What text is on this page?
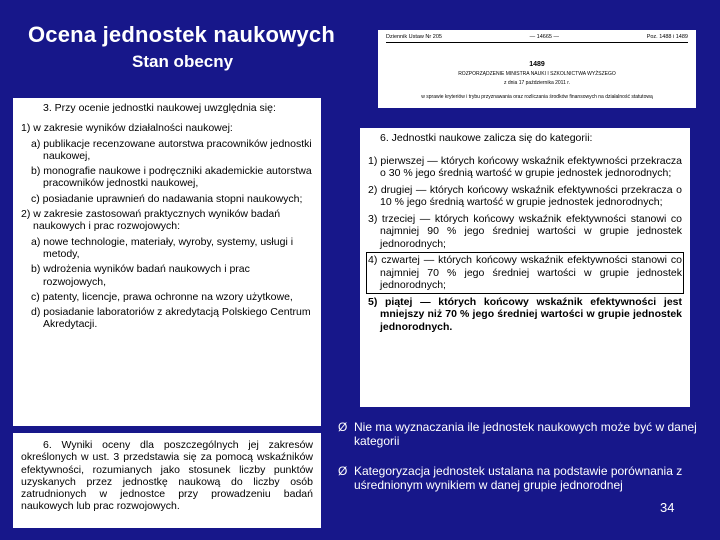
Ocena jednostek naukowych
Stan obecny
Dziennik Ustaw Nr 205	— 14665 —	Poz. 1488 i 1489
1489
ROZPORZĄDZENIE MINISTRA NAUKI I SZKOLNICTWA WYŻSZEGO
z dnia 17 października 2011 r.
w sprawie kryteriów i trybu przyznawania oraz rozliczania środków finansowych na działalność statutową
3. Przy ocenie jednostki naukowej uwzględnia się:
1) w zakresie wyników działalności naukowej:
a) publikacje recenzowane autorstwa pracowników jednostki naukowej,
b) monografie naukowe i podręczniki akademickie autorstwa pracowników jednostki naukowej,
c) posiadanie uprawnień do nadawania stopni naukowych;
2) w zakresie zastosowań praktycznych wyników badań naukowych i prac rozwojowych:
a) nowe technologie, materiały, wyroby, systemy, usługi i metody,
b) wdrożenia wyników badań naukowych i prac rozwojowych,
c) patenty, licencje, prawa ochronne na wzory użytkowe,
d) posiadanie laboratoriów z akredytacją Polskiego Centrum Akredytacji.

6. Wyniki oceny dla poszczególnych jej zakresów określonych w ust. 3 przedstawia się za pomocą wskaźników efektywności, rozumianych jako stosunek liczby punktów uzyskanych przez jednostkę naukową do liczby osób zatrudnionych w jednostce przy prowadzeniu badań naukowych lub prac rozwojowych.

6. Jednostki naukowe zalicza się do kategorii:
1) pierwszej — których końcowy wskaźnik efektywności przekracza o 30 % jego średnią wartość w grupie jednostek jednorodnych;
2) drugiej — których końcowy wskaźnik efektywności przekracza o 10 % jego średnią wartość w grupie jednostek jednorodnych;
3) trzeciej — których końcowy wskaźnik efektywności stanowi co najmniej 90 % jego średniej wartości w grupie jednostek jednorodnych;
4) czwartej — których końcowy wskaźnik efektywności stanowi co najmniej 70 % jego średniej wartości w grupie jednostek jednorodnych;
5) piątej — których końcowy wskaźnik efektywności jest mniejszy niż 70 % jego średniej wartości w grupie jednostek jednorodnych.
Ø Nie ma wyznaczania ile jednostek naukowych może być w danej kategorii
Ø Kategoryzacja jednostek ustalana na podstawie porównania z uśrednionym wynikiem w danej grupie jednorodnej
34
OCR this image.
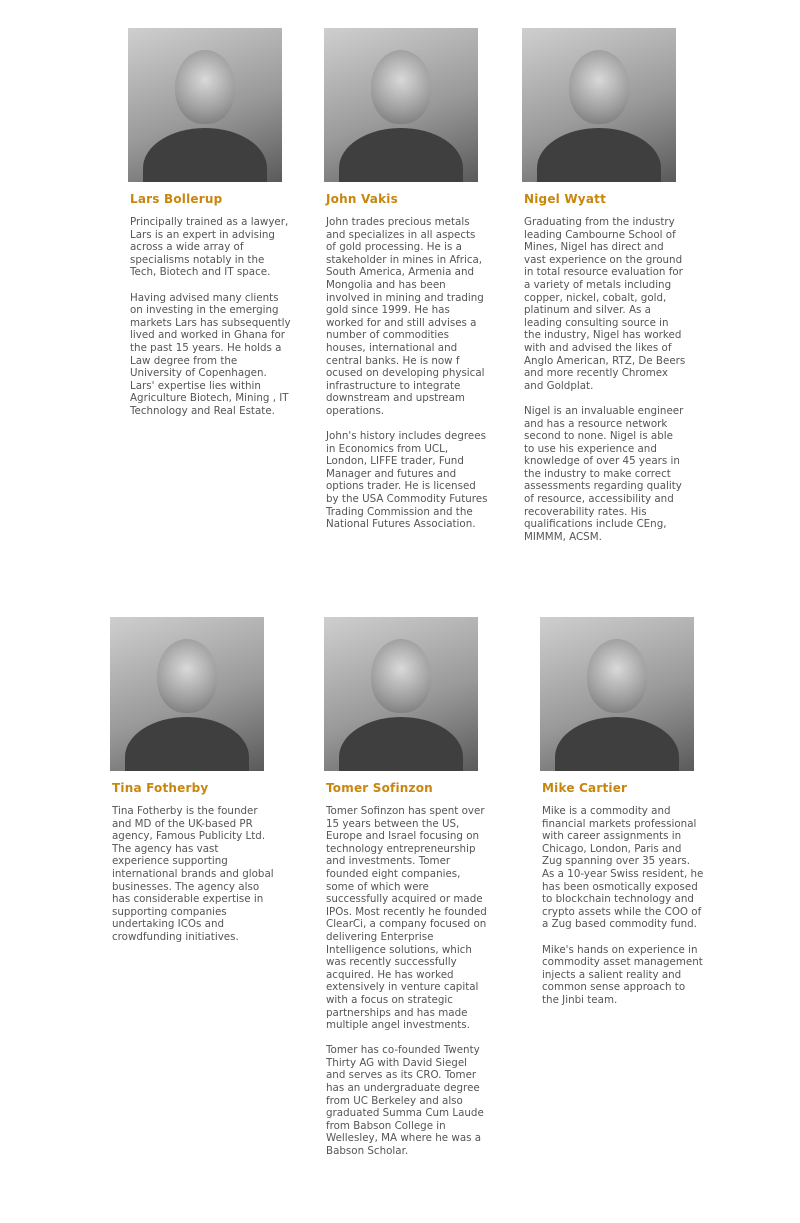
Lars Bollerup

Principally trained as a lawyer, Lars is an expert in advising across a wide array of specialisms notably in the Tech, Biotech and IT space.

Having advised many clients on investing in the emerging markets Lars has subsequently lived and worked in Ghana for the past 15 years. He holds a Law degree from the University of Copenhagen. Lars' expertise lies within Agriculture Biotech, Mining , IT Technology and Real Estate.

John Vakis

John trades precious metals and specializes in all aspects of gold processing. He is a stakeholder in mines in Africa, South America, Armenia and Mongolia and has been involved in mining and trading gold since 1999. He has worked for and still advises a number of commodities houses, international and central banks. He is now f ocused on developing physical infrastructure to integrate downstream and upstream operations.

John's history includes degrees in Economics from UCL, London, LIFFE trader, Fund Manager and futures and options trader. He is licensed by the USA Commodity Futures Trading Commission and the National Futures Association.

Nigel Wyatt

Graduating from the industry leading Cambourne School of Mines, Nigel has direct and vast experience on the ground in total resource evaluation for a variety of metals including copper, nickel, cobalt, gold, platinum and silver. As a leading consulting source in the industry, Nigel has worked with and advised the likes of Anglo American, RTZ, De Beers and more recently Chromex and Goldplat.

Nigel is an invaluable engineer and has a resource network second to none. Nigel is able to use his experience and knowledge of over 45 years in the industry to make correct assessments regarding quality of resource, accessibility and recoverability rates. His qualifications include CEng, MIMMM, ACSM.

Tina Fotherby

Tina Fotherby is the founder and MD of the UK-based PR agency, Famous Publicity Ltd. The agency has vast experience supporting international brands and global businesses. The agency also has considerable expertise in supporting companies undertaking ICOs and crowdfunding initiatives.

Tomer Sofinzon

Tomer Sofinzon has spent over 15 years between the US, Europe and Israel focusing on technology entrepreneurship and investments. Tomer founded eight companies, some of which were successfully acquired or made IPOs. Most recently he founded ClearCi, a company focused on delivering Enterprise Intelligence solutions, which was recently successfully acquired. He has worked extensively in venture capital with a focus on strategic partnerships and has made multiple angel investments.

Tomer has co-founded Twenty Thirty AG with David Siegel and serves as its CRO. Tomer has an undergraduate degree from UC Berkeley and also graduated Summa Cum Laude from Babson College in Wellesley, MA where he was a Babson Scholar.

Mike Cartier

Mike is a commodity and financial markets professional with career assignments in Chicago, London, Paris and Zug spanning over 35 years. As a 10-year Swiss resident, he has been osmotically exposed to blockchain technology and crypto assets while the COO of a Zug based commodity fund.

Mike's hands on experience in commodity asset management injects a salient reality and common sense approach to the Jinbi team.
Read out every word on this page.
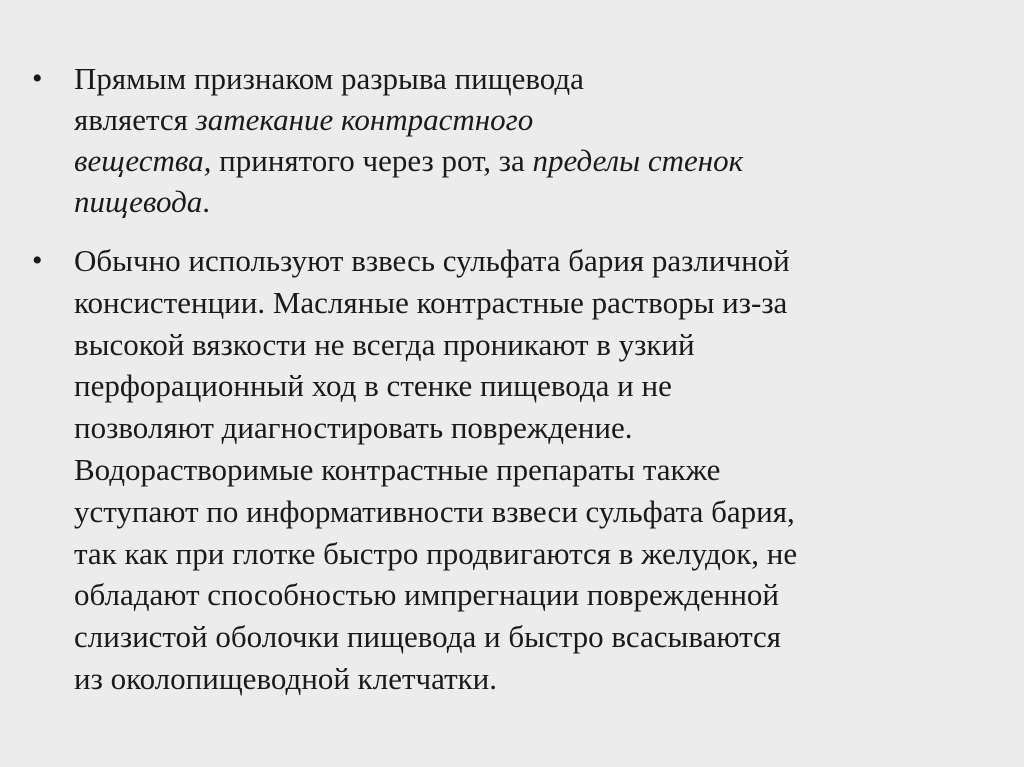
• Прямым признаком разрыва пищевода
является затекание контрастного
вещества, принятого через рот, за пределы стенок
пищевода.
• Обычно используют взвесь сульфата бария различной
консистенции. Масляные контрастные растворы из-за
высокой вязкости не всегда проникают в узкий
перфорационный ход в стенке пищевода и не
позволяют диагностировать повреждение.
Водорастворимые контрастные препараты также
уступают по информативности взвеси сульфата бария,
так как при глотке быстро продвигаются в желудок, не
обладают способностью импрегнации поврежденной
слизистой оболочки пищевода и быстро всасываются
из околопищеводной клетчатки.
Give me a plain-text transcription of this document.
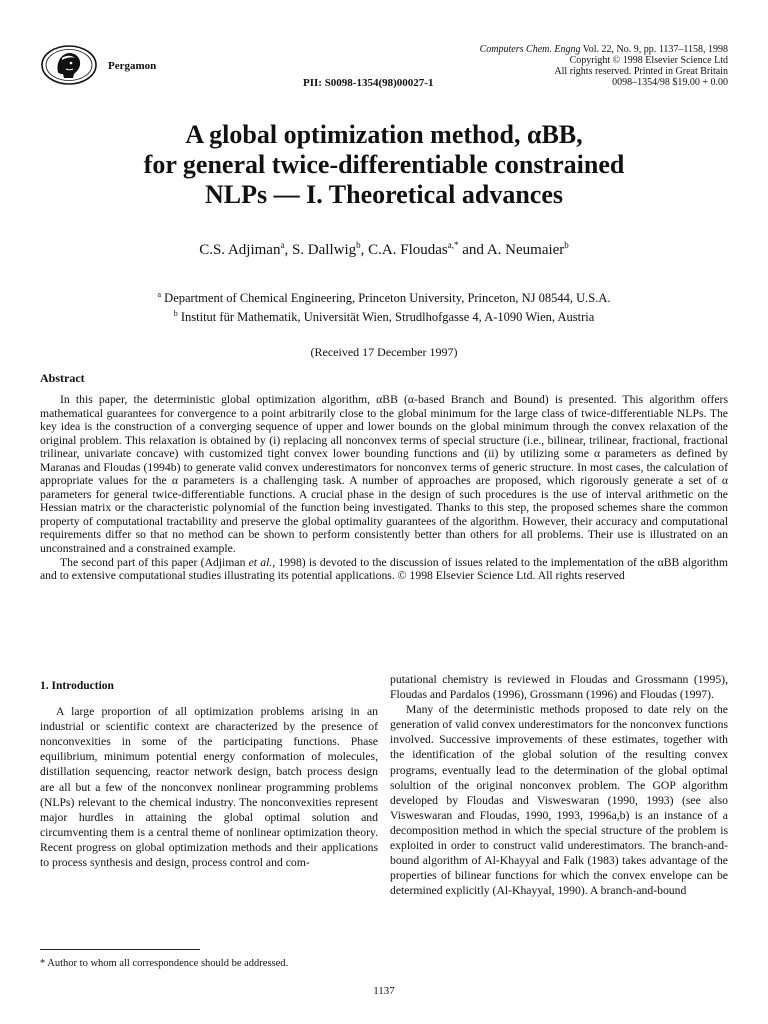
Pergamon
Computers Chem. Engng Vol. 22, No. 9, pp. 1137–1158, 1998
Copyright © 1998 Elsevier Science Ltd
All rights reserved. Printed in Great Britain
0098–1354/98 $19.00 + 0.00
PII: S0098-1354(98)00027-1
A global optimization method, αBB,
for general twice-differentiable constrained
NLPs — I. Theoretical advances
C.S. Adjiman$^a$, S. Dallwig$^b$, C.A. Floudas$^{a,*}$ and A. Neumaier$^b$
$^a$ Department of Chemical Engineering, Princeton University, Princeton, NJ 08544, U.S.A.
$^b$ Institut für Mathematik, Universität Wien, Strudlhofgasse 4, A-1090 Wien, Austria
(Received 17 December 1997)
Abstract

In this paper, the deterministic global optimization algorithm, αBB (α-based Branch and Bound) is presented. This algorithm offers mathematical guarantees for convergence to a point arbitrarily close to the global minimum for the large class of twice-differentiable NLPs. The key idea is the construction of a converging sequence of upper and lower bounds on the global minimum through the convex relaxation of the original problem. This relaxation is obtained by (i) replacing all nonconvex terms of special structure (i.e., bilinear, trilinear, fractional, fractional trilinear, univariate concave) with customized tight convex lower bounding functions and (ii) by utilizing some α parameters as defined by Maranas and Floudas (1994b) to generate valid convex underestimators for nonconvex terms of generic structure. In most cases, the calculation of appropriate values for the α parameters is a challenging task. A number of approaches are proposed, which rigorously generate a set of α parameters for general twice-differentiable functions. A crucial phase in the design of such procedures is the use of interval arithmetic on the Hessian matrix or the characteristic polynomial of the function being investigated. Thanks to this step, the proposed schemes share the common property of computational tractability and preserve the global optimality guarantees of the algorithm. However, their accuracy and computational requirements differ so that no method can be shown to perform consistently better than others for all problems. Their use is illustrated on an unconstrained and a constrained example.

The second part of this paper (Adjiman et al., 1998) is devoted to the discussion of issues related to the implementation of the αBB algorithm and to extensive computational studies illustrating its potential applications. © 1998 Elsevier Science Ltd. All rights reserved

1. Introduction

A large proportion of all optimization problems arising in an industrial or scientific context are characterized by the presence of nonconvexities in some of the participating functions. Phase equilibrium, minimum potential energy conformation of molecules, distillation sequencing, reactor network design, batch process design are all but a few of the nonconvex nonlinear programming problems (NLPs) relevant to the chemical industry. The nonconvexities represent major hurdles in attaining the global optimal solution and circumventing them is a central theme of nonlinear optimization theory. Recent progress on global optimization methods and their applications to process synthesis and design, process control and com-

putational chemistry is reviewed in Floudas and Grossmann (1995), Floudas and Pardalos (1996), Grossmann (1996) and Floudas (1997).

Many of the deterministic methods proposed to date rely on the generation of valid convex underestimators for the nonconvex functions involved. Successive improvements of these estimates, together with the identification of the global solution of the resulting convex programs, eventually lead to the determination of the global optimal solultion of the original nonconvex problem. The GOP algorithm developed by Floudas and Visweswaran (1990, 1993) (see also Visweswaran and Floudas, 1990, 1993, 1996a,b) is an instance of a decomposition method in which the special structure of the problem is exploited in order to construct valid underestimators. The branch-and-bound algorithm of Al-Khayyal and Falk (1983) takes advantage of the properties of bilinear functions for which the convex envelope can be determined explicitly (Al-Khayyal, 1990). A branch-and-bound

* Author to whom all correspondence should be addressed.
1137
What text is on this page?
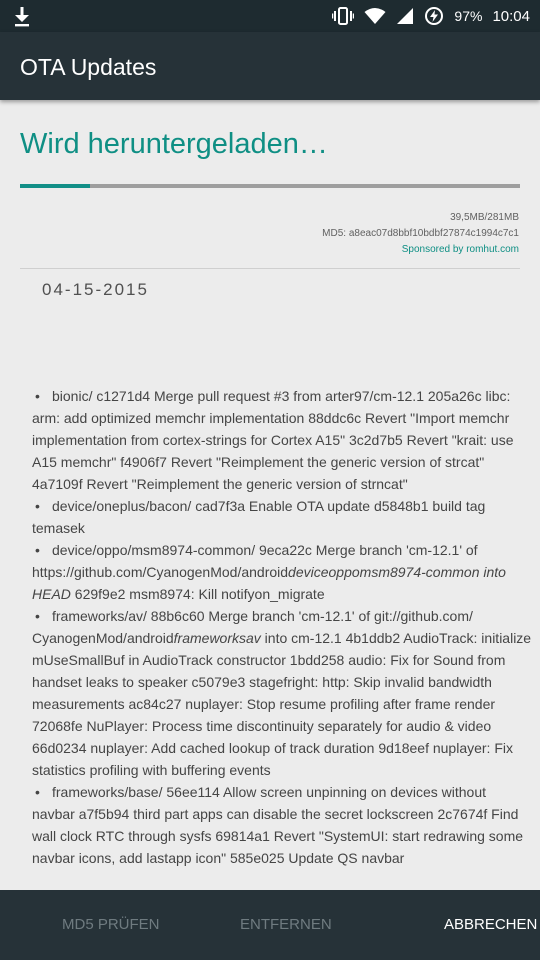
97% 10:04
OTA Updates
Wird heruntergeladen…
39,5MB/281MB
MD5: a8eac07d8bbf10bdbf27874c1994c7c1
Sponsored by romhut.com
04-15-2015
• bionic/ c1271d4 Merge pull request #3 from arter97/cm-12.1 205a26c libc: arm: add optimized memchr implementation 88ddc6c Revert "Import memchr implementation from cortex-strings for Cortex A15" 3c2d7b5 Revert "krait: use A15 memchr" f4906f7 Revert "Reimplement the generic version of strcat" 4a7109f Revert "Reimplement the generic version of strncat"
• device/oneplus/bacon/ cad7f3a Enable OTA update d5848b1 build tag temasek
• device/oppo/msm8974-common/ 9eca22c Merge branch 'cm-12.1' of https://github.com/CyanogenMod/androiddeviceoppomsm8974-common into HEAD 629f9e2 msm8974: Kill notifyon_migrate
• frameworks/av/ 88b6c60 Merge branch 'cm-12.1' of git://github.com/ CyanogenMod/androidframeworksav into cm-12.1 4b1ddb2 AudioTrack: initialize mUseSmallBuf in AudioTrack constructor 1bdd258 audio: Fix for Sound from handset leaks to speaker c5079e3 stagefright: http: Skip invalid bandwidth measurements ac84c27 nuplayer: Stop resume profiling after frame render 72068fe NuPlayer: Process time discontinuity separately for audio & video 66d0234 nuplayer: Add cached lookup of track duration 9d18eef nuplayer: Fix statistics profiling with buffering events
• frameworks/base/ 56ee114 Allow screen unpinning on devices without navbar a7f5b94 third part apps can disable the secret lockscreen 2c7674f Find wall clock RTC through sysfs 69814a1 Revert "SystemUI: start redrawing some navbar icons, add lastapp icon" 585e025 Update QS navbar
MD5 PRÜFEN	ENTFERNEN	ABBRECHEN
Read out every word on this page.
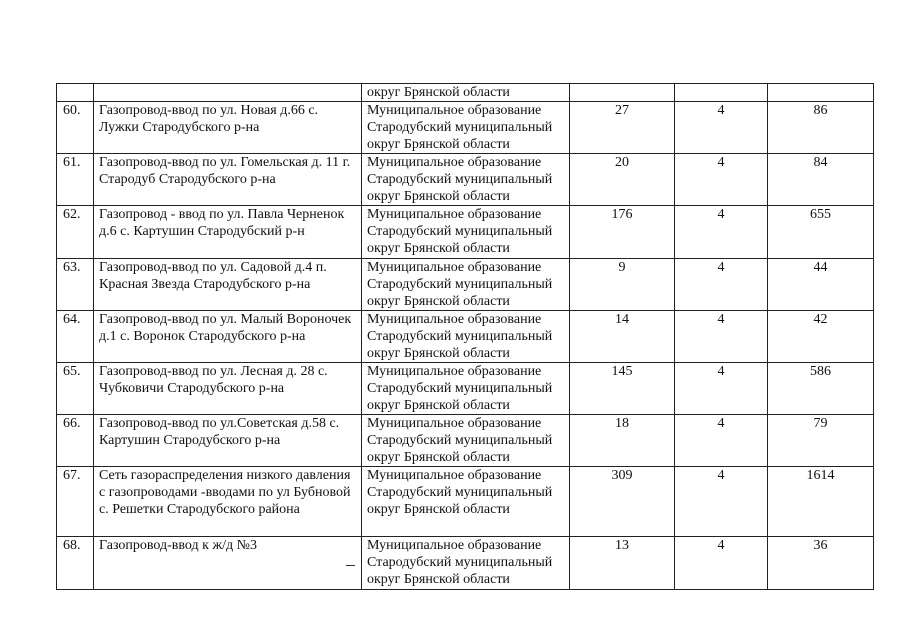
		округ Брянской области			
60.	Газопровод-ввод по ул. Новая д.66 с. Лужки Стародубского р-на	Муниципальное образование Стародубский муниципальный округ Брянской области	27	4	86
61.	Газопровод-ввод по ул. Гомельская д. 11 г. Стародуб Стародубского р-на	Муниципальное образование Стародубский муниципальный округ Брянской области	20	4	84
62.	Газопровод - ввод по ул. Павла Черненок д.6 с. Картушин Стародубский р-н	Муниципальное образование Стародубский муниципальный округ Брянской области	176	4	655
63.	Газопровод-ввод по ул. Садовой д.4 п. Красная Звезда Стародубского р-на	Муниципальное образование Стародубский муниципальный округ Брянской области	9	4	44
64.	Газопровод-ввод по ул. Малый Вороночек д.1 с. Воронок Стародубского р-на	Муниципальное образование Стародубский муниципальный округ Брянской области	14	4	42
65.	Газопровод-ввод по ул. Лесная д. 28 с. Чубковичи Стародубского р-на	Муниципальное образование Стародубский муниципальный округ Брянской области	145	4	586
66.	Газопровод-ввод по ул.Советская д.58 с. Картушин Стародубского р-на	Муниципальное образование Стародубский муниципальный округ Брянской области	18	4	79
67.	Сеть газораспределения низкого давления с газопроводами -вводами по ул Бубновой с. Решетки Стародубского района	Муниципальное образование Стародубский муниципальный округ Брянской области	309	4	1614
68.	Газопровод-ввод к ж/д №3	Муниципальное образование Стародубский муниципальный округ Брянской области	13	4	36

◆ **What you have to do**: Work out how many lines of the data above contain the string "grupie" and give the number alone.

◆ **Response to the exercise**: 6